• **STATED TASK**: All of the entries need to be written out again, exactly as they are.

• **LISTED ENTRIES**:

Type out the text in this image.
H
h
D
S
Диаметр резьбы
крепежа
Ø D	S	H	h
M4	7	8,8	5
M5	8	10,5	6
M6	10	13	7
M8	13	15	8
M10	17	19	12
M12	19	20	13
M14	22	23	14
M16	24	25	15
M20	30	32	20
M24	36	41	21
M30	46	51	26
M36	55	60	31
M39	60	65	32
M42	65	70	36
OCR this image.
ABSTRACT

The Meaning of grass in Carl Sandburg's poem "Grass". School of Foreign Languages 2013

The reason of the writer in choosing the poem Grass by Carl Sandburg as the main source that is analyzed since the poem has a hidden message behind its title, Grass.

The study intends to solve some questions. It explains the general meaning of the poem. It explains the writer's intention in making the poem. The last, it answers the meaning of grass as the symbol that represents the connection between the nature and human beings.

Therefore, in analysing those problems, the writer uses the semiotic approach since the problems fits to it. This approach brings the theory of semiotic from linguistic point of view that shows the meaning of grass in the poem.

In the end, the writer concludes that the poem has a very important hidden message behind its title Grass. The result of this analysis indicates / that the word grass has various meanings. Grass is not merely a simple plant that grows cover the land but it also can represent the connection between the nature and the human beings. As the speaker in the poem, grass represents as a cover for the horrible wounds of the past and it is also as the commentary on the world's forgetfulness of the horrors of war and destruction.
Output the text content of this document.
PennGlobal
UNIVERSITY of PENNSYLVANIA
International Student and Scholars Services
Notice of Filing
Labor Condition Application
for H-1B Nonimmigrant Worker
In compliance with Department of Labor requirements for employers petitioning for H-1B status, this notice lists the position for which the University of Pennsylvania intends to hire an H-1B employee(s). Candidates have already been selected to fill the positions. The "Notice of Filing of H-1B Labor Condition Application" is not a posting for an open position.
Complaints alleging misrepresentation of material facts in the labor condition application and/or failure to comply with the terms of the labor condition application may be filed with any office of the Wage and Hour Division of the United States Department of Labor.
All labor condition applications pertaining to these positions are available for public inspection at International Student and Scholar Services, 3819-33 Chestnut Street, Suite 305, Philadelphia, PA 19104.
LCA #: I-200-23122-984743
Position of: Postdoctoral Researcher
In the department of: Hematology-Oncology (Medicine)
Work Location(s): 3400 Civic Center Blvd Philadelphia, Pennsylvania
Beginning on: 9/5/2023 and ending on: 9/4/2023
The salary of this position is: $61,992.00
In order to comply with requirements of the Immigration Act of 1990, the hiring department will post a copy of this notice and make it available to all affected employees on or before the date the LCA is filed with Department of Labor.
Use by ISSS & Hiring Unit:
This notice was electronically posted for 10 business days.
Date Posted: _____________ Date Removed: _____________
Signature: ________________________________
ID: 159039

• **CORRECT OUTPUT**:
Type out the text in this image.
H
h
D
S
Диаметр резьбы
крепежа
Ø D	S	H	h
M4	7	8,8	5
M5	8	10,5	6
M6	10	13	7
M8	13	15	8
M10	17	19	12
M12	19	20	13
M14	22	23	14
M16	24	25	15
M20	30	32	20
M24	36	41	21
M30	46	51	26
M36	55	60	31
M39	60	65	32
M42	65	70	36
OCR this image.
ABSTRACT

The Meaning of grass in Carl Sandburg's poem "Grass". School of Foreign Languages 2013

The reason of the writer in choosing the poem Grass by Carl Sandburg as the main source that is analyzed since the poem has a hidden message behind its title, Grass.

The study intends to solve some questions. It explains the general meaning of the poem. It explains the writer's intention in making the poem. The last, it answers the meaning of grass as the symbol that represents the connection between the nature and human beings.

Therefore, in analysing those problems, the writer uses the semiotic approach since the problems fits to it. This approach brings the theory of semiotic from linguistic point of view that shows the meaning of grass in the poem.

In the end, the writer concludes that the poem has a very important hidden message behind its title Grass. The result of this analysis indicates / that the word grass has various meanings. Grass is not merely a simple plant that grows cover the land but it also can represent the connection between the nature and the human beings. As the speaker in the poem, grass represents as a cover for the horrible wounds of the past and it is also as the commentary on the world's forgetfulness of the horrors of war and destruction.
Output the text content of this document.
PennGlobal
UNIVERSITY of PENNSYLVANIA
International Student and Scholars Services
Notice of Filing
Labor Condition Application
for H-1B Nonimmigrant Worker
In compliance with Department of Labor requirements for employers petitioning for H-1B status, this notice lists the position for which the University of Pennsylvania intends to hire an H-1B employee(s). Candidates have already been selected to fill the positions. The "Notice of Filing of H-1B Labor Condition Application" is not a posting for an open position.
Complaints alleging misrepresentation of material facts in the labor condition application and/or failure to comply with the terms of the labor condition application may be filed with any office of the Wage and Hour Division of the United States Department of Labor.
All labor condition applications pertaining to these positions are available for public inspection at International Student and Scholar Services, 3819-33 Chestnut Street, Suite 305, Philadelphia, PA 19104.
LCA #: I-200-23122-984743
Position of: Postdoctoral Researcher
In the department of: Hematology-Oncology (Medicine)
Work Location(s): 3400 Civic Center Blvd Philadelphia, Pennsylvania
Beginning on: 9/5/2023 and ending on: 9/4/2023
The salary of this position is: $61,992.00
In order to comply with requirements of the Immigration Act of 1990, the hiring department will post a copy of this notice and make it available to all affected employees on or before the date the LCA is filed with Department of Labor.
Use by ISSS & Hiring Unit:
This notice was electronically posted for 10 business days.
Date Posted: _____________ Date Removed: _____________
Signature: ________________________________
ID: 159039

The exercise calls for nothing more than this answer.